---- 対象リスト
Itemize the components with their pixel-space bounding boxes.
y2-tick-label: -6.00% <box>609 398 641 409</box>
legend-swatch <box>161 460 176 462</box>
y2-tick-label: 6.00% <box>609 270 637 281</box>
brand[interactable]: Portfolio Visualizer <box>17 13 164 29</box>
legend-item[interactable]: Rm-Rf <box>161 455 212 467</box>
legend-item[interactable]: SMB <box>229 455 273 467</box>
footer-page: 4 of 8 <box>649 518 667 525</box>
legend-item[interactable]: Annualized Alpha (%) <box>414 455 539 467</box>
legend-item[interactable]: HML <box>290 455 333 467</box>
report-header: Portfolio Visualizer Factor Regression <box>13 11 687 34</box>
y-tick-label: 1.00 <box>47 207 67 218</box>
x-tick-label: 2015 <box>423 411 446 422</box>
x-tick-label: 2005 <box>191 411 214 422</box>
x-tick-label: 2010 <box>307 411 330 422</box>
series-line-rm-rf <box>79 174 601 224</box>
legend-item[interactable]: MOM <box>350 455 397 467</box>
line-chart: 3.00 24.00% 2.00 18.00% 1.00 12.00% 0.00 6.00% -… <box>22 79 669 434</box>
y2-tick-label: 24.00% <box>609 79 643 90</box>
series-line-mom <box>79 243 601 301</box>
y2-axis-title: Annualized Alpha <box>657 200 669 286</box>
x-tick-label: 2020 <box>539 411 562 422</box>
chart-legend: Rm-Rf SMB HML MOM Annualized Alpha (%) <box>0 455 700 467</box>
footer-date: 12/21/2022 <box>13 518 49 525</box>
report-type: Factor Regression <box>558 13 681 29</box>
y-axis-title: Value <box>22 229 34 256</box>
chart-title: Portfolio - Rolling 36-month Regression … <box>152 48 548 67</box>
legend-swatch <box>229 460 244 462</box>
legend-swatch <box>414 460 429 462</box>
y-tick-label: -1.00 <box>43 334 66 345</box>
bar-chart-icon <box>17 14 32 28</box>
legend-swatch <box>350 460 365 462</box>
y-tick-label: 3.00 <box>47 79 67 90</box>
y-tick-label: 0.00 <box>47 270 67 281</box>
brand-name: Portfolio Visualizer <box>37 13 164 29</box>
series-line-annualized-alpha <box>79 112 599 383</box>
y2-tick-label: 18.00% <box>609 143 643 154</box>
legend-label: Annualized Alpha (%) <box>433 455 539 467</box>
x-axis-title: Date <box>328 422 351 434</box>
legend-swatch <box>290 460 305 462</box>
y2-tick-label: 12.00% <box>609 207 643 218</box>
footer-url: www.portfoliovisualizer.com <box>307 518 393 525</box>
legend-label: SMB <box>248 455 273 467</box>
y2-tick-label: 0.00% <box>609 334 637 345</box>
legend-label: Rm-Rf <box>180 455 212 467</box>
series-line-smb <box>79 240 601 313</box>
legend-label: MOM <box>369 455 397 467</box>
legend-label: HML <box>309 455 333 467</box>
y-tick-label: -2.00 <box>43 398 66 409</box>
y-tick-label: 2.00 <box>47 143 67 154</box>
--------
● 作業内容
上のリストを最初の行から最後の行まで、一字も変えずにもう一度書き出してもらえますか。

● 出力
Itemize the components with their pixel-space bounding boxes.
y2-tick-label: -6.00% <box>609 398 641 409</box>
legend-swatch <box>161 460 176 462</box>
y2-tick-label: 6.00% <box>609 270 637 281</box>
brand[interactable]: Portfolio Visualizer <box>17 13 164 29</box>
legend-item[interactable]: Rm-Rf <box>161 455 212 467</box>
legend-item[interactable]: SMB <box>229 455 273 467</box>
footer-page: 4 of 8 <box>649 518 667 525</box>
legend-item[interactable]: Annualized Alpha (%) <box>414 455 539 467</box>
legend-item[interactable]: HML <box>290 455 333 467</box>
report-header: Portfolio Visualizer Factor Regression <box>13 11 687 34</box>
y-tick-label: 1.00 <box>47 207 67 218</box>
x-tick-label: 2015 <box>423 411 446 422</box>
x-tick-label: 2005 <box>191 411 214 422</box>
x-tick-label: 2010 <box>307 411 330 422</box>
series-line-rm-rf <box>79 174 601 224</box>
legend-item[interactable]: MOM <box>350 455 397 467</box>
line-chart: 3.00 24.00% 2.00 18.00% 1.00 12.00% 0.00 6.00% -… <box>22 79 669 434</box>
y2-tick-label: 24.00% <box>609 79 643 90</box>
series-line-mom <box>79 243 601 301</box>
y2-axis-title: Annualized Alpha <box>657 200 669 286</box>
x-tick-label: 2020 <box>539 411 562 422</box>
chart-legend: Rm-Rf SMB HML MOM Annualized Alpha (%) <box>0 455 700 467</box>
footer-date: 12/21/2022 <box>13 518 49 525</box>
report-type: Factor Regression <box>558 13 681 29</box>
y-axis-title: Value <box>22 229 34 256</box>
chart-title: Portfolio - Rolling 36-month Regression … <box>152 48 548 67</box>
legend-swatch <box>229 460 244 462</box>
legend-swatch <box>414 460 429 462</box>
y-tick-label: -1.00 <box>43 334 66 345</box>
bar-chart-icon <box>17 14 32 28</box>
legend-swatch <box>350 460 365 462</box>
y-tick-label: 3.00 <box>47 79 67 90</box>
y-tick-label: 0.00 <box>47 270 67 281</box>
brand-name: Portfolio Visualizer <box>37 13 164 29</box>
series-line-annualized-alpha <box>79 112 599 383</box>
y2-tick-label: 18.00% <box>609 143 643 154</box>
legend-label: Annualized Alpha (%) <box>433 455 539 467</box>
x-axis-title: Date <box>328 422 351 434</box>
legend-swatch <box>290 460 305 462</box>
y2-tick-label: 12.00% <box>609 207 643 218</box>
footer-url: www.portfoliovisualizer.com <box>307 518 393 525</box>
legend-label: SMB <box>248 455 273 467</box>
y2-tick-label: 0.00% <box>609 334 637 345</box>
legend-label: Rm-Rf <box>180 455 212 467</box>
series-line-smb <box>79 240 601 313</box>
legend-label: MOM <box>369 455 397 467</box>
legend-label: HML <box>309 455 333 467</box>
y-tick-label: -2.00 <box>43 398 66 409</box>
y-tick-label: 2.00 <box>47 143 67 154</box>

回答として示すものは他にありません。